▶ **TASK**:
Can you find the lines of the listing that include "name" and copy every one?

▶ **Collection entries**:
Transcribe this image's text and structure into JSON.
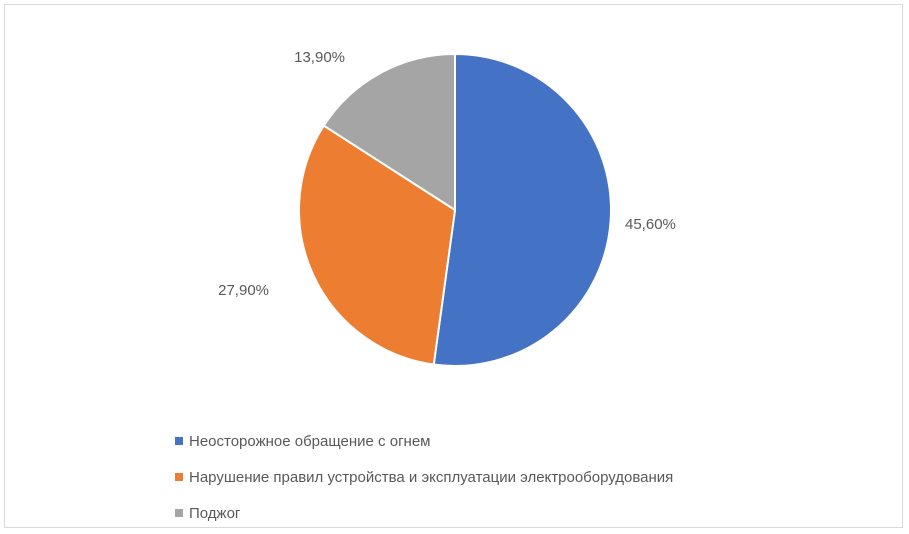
{
  "chart_data": {
    "type": "pie",
    "slices": [
      {
        "name": "Неосторожное обращение с огнем",
        "value": 45.6,
        "label": "45,60%",
        "color": "#4472C4"
      },
      {
        "name": "Нарушение правил устройства и эксплуатации электрооборудования",
        "value": 27.9,
        "label": "27,90%",
        "color": "#ED7D31"
      },
      {
        "name": "Поджог",
        "value": 13.9,
        "label": "13,90%",
        "color": "#A5A5A5"
      }
    ],
    "legend_position": "bottom-left"
  }
}
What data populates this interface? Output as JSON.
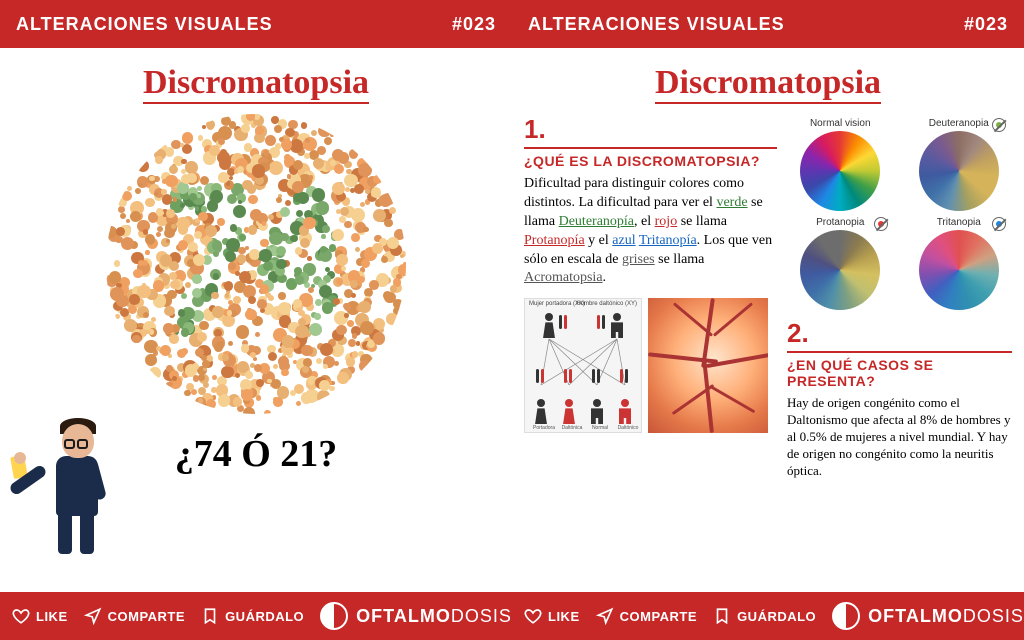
{
  "header": {
    "title": "ALTERACIONES VISUALES",
    "num": "#023"
  },
  "title": "Discromatopsia",
  "question": "¿74 Ó 21?",
  "footer": {
    "like": "LIKE",
    "share": "COMPARTE",
    "save": "GUÁRDALO",
    "brand_a": "OFTALMO",
    "brand_b": "DOSIS"
  },
  "section1": {
    "num": "1.",
    "heading": "¿QUÉ ES LA DISCROMATOPSIA?",
    "text_parts": {
      "p1": "Dificultad para distinguir colores como distintos. La dificultad para ver el ",
      "verde": "verde",
      "p2": " se llama ",
      "deut": "Deuteranopía",
      "p3": ", el ",
      "rojo": "rojo",
      "p4": " se llama ",
      "prot": "Protanopía",
      "p5": " y el ",
      "azul": "azul",
      "trit": "Tritanopía",
      "p6": ". Los que ven sólo en escala de ",
      "grises": "grises",
      "p7": " se llama ",
      "acro": "Acromatopsia",
      "p8": "."
    }
  },
  "wheels": [
    {
      "label": "Normal vision",
      "badge": false,
      "gradient": "conic-gradient(#e53935,#fb8c00,#fdd835,#c0ca33,#43a047,#00897b,#00acc1,#1e88e5,#3949ab,#5e35b1,#8e24aa,#d81b60,#e53935)"
    },
    {
      "label": "Deuteranopia",
      "badge": true,
      "badgeColor": "#7cb342",
      "gradient": "conic-gradient(#8d6e63,#a1887f,#c0a060,#d4b35a,#d4b35a,#a4a060,#6090b0,#3f70a8,#3f5aa0,#5a5aa0,#7a5a90,#8d6e63)"
    },
    {
      "label": "Protanopia",
      "badge": true,
      "badgeColor": "#e53935",
      "gradient": "conic-gradient(#6d6d6d,#8a7a50,#b8a050,#d4c060,#c0c070,#80a080,#5090a8,#3f70a8,#3f5aa0,#505080,#6d6d6d,#6d6d6d)"
    },
    {
      "label": "Tritanopia",
      "badge": true,
      "badgeColor": "#1e88e5",
      "gradient": "conic-gradient(#e05050,#e07060,#d0a080,#70b0b0,#40a0b0,#3090b0,#3080c0,#4060c0,#8050b0,#c050a0,#e05080,#e05050)"
    }
  ],
  "section2": {
    "num": "2.",
    "heading": "¿EN QUÉ CASOS SE PRESENTA?",
    "text": "Hay de origen congénito como el Daltonismo que afecta al 8% de hombres y al 0.5% de mujeres a nivel mundial. Y hay de origen no congénito como la neuritis óptica."
  },
  "ishihara_palette": {
    "bg": [
      "#f0a060",
      "#e8b070",
      "#d89050",
      "#f4c080",
      "#e0945a",
      "#cc7840",
      "#f6d090"
    ],
    "fg": [
      "#6ea060",
      "#8ab878",
      "#5a8a50",
      "#a0c890",
      "#7aa86a"
    ]
  },
  "gen_labels": {
    "top_l": "Mujer portadora (XX)",
    "top_r": "Hombre daltónico (XY)"
  }
}
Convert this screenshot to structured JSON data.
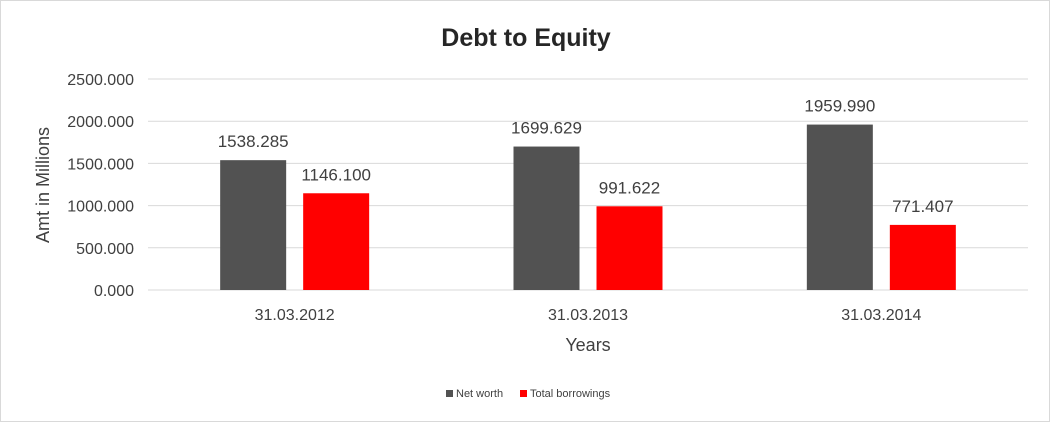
{
  "chart_data": {
    "type": "bar",
    "title": "Debt to Equity",
    "xlabel": "Years",
    "ylabel": "Amt in Millions",
    "categories": [
      "31.03.2012",
      "31.03.2013",
      "31.03.2014"
    ],
    "series": [
      {
        "name": "Net worth",
        "color": "#525252",
        "values": [
          1538.285,
          1699.629,
          1959.99
        ]
      },
      {
        "name": "Total borrowings",
        "color": "#ff0000",
        "values": [
          1146.1,
          991.622,
          771.407
        ]
      }
    ],
    "ylim": [
      0,
      2500
    ],
    "yticks": [
      0,
      500,
      1000,
      1500,
      2000,
      2500
    ],
    "ytick_labels": [
      "0.000",
      "500.000",
      "1000.000",
      "1500.000",
      "2000.000",
      "2500.000"
    ],
    "value_labels": [
      [
        "1538.285",
        "1699.629",
        "1959.990"
      ],
      [
        "1146.100",
        "991.622",
        "771.407"
      ]
    ],
    "grid": true,
    "legend_position": "bottom"
  }
}
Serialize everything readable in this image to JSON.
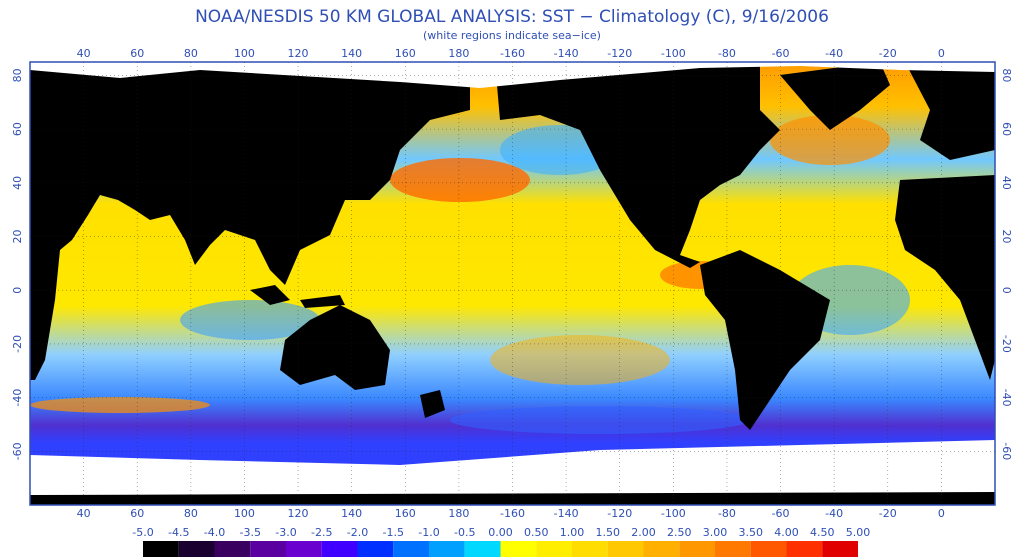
{
  "header": {
    "title": "NOAA/NESDIS 50 KM GLOBAL ANALYSIS: SST − Climatology (C), 9/16/2006",
    "subtitle": "(white regions indicate sea−ice)"
  },
  "map": {
    "xlim": [
      20,
      380
    ],
    "ylim": [
      -80,
      85
    ],
    "xticks": [
      40,
      60,
      80,
      100,
      120,
      140,
      160,
      180,
      -160,
      -140,
      -120,
      -100,
      -80,
      -60,
      -40,
      -20,
      0
    ],
    "yticks": [
      80,
      60,
      40,
      20,
      0,
      -20,
      -40,
      -60
    ],
    "grid": true
  },
  "colorbar": {
    "ticks": [
      {
        "value": -5,
        "label": "-5.0"
      },
      {
        "value": -4.5,
        "label": "-4.5"
      },
      {
        "value": -4,
        "label": "-4.0"
      },
      {
        "value": -3.5,
        "label": "-3.5"
      },
      {
        "value": -3,
        "label": "-3.0"
      },
      {
        "value": -2.5,
        "label": "-2.5"
      },
      {
        "value": -2,
        "label": "-2.0"
      },
      {
        "value": -1.5,
        "label": "-1.5"
      },
      {
        "value": -1,
        "label": "-1.0"
      },
      {
        "value": -0.5,
        "label": "-0.5"
      },
      {
        "value": 0,
        "label": "0.00"
      },
      {
        "value": 0.5,
        "label": "0.50"
      },
      {
        "value": 1,
        "label": "1.00"
      },
      {
        "value": 1.5,
        "label": "1.50"
      },
      {
        "value": 2,
        "label": "2.00"
      },
      {
        "value": 2.5,
        "label": "2.50"
      },
      {
        "value": 3,
        "label": "3.00"
      },
      {
        "value": 3.5,
        "label": "3.50"
      },
      {
        "value": 4,
        "label": "4.00"
      },
      {
        "value": 4.5,
        "label": "4.50"
      },
      {
        "value": 5,
        "label": "5.00"
      }
    ],
    "colors": [
      "#000000",
      "#1a0030",
      "#3a0060",
      "#5a00a0",
      "#6a00d0",
      "#4000ff",
      "#0030ff",
      "#0070ff",
      "#00a0ff",
      "#00d8ff",
      "#ffff00",
      "#ffee00",
      "#ffdd00",
      "#ffc800",
      "#ffb000",
      "#ff9800",
      "#ff7800",
      "#ff5800",
      "#ff3000",
      "#e00000"
    ]
  }
}
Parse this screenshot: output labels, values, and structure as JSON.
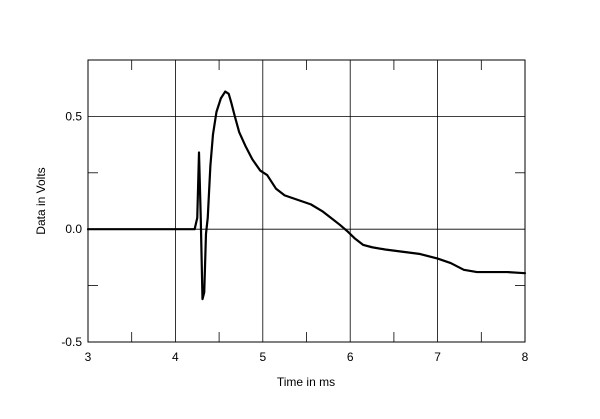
{
  "chart_data": {
    "type": "line",
    "title": "",
    "xlabel": "Time in ms",
    "ylabel": "Data in Volts",
    "xlim": [
      3,
      8
    ],
    "ylim": [
      -0.5,
      0.75
    ],
    "x_ticks": [
      3,
      4,
      5,
      6,
      7,
      8
    ],
    "x_tick_labels": [
      "3",
      "4",
      "5",
      "6",
      "7",
      "8"
    ],
    "y_ticks": [
      -0.5,
      0.0,
      0.5
    ],
    "y_tick_labels": [
      "-0.5",
      "0.0",
      "0.5"
    ],
    "grid": true,
    "line_color": "#000000",
    "series": [
      {
        "x": [
          3.0,
          4.1,
          4.22,
          4.25,
          4.27,
          4.29,
          4.31,
          4.33,
          4.35,
          4.37,
          4.4,
          4.43,
          4.47,
          4.52,
          4.57,
          4.61,
          4.64,
          4.68,
          4.73,
          4.8,
          4.88,
          4.97,
          5.05,
          5.15,
          5.25,
          5.4,
          5.55,
          5.68,
          5.78,
          5.88,
          5.97,
          6.05,
          6.15,
          6.25,
          6.4,
          6.6,
          6.8,
          7.0,
          7.15,
          7.3,
          7.45,
          7.6,
          7.8,
          8.0
        ],
        "y": [
          0.0,
          0.0,
          0.0,
          0.05,
          0.34,
          0.05,
          -0.31,
          -0.28,
          -0.02,
          0.05,
          0.28,
          0.42,
          0.52,
          0.58,
          0.61,
          0.6,
          0.56,
          0.5,
          0.43,
          0.37,
          0.31,
          0.26,
          0.24,
          0.18,
          0.15,
          0.13,
          0.11,
          0.08,
          0.05,
          0.02,
          -0.01,
          -0.04,
          -0.07,
          -0.08,
          -0.09,
          -0.1,
          -0.11,
          -0.13,
          -0.15,
          -0.18,
          -0.19,
          -0.19,
          -0.19,
          -0.195
        ]
      }
    ]
  }
}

▶ **OUTPUT FOR THIS TASK**:
        "name": "Неосторожное обращение с огнем",
        "name": "Нарушение правил устройства и эксплуатации электрооборудования",
        "name": "Поджог",
        "name": "Net worth",
        "name": "Total borrowings",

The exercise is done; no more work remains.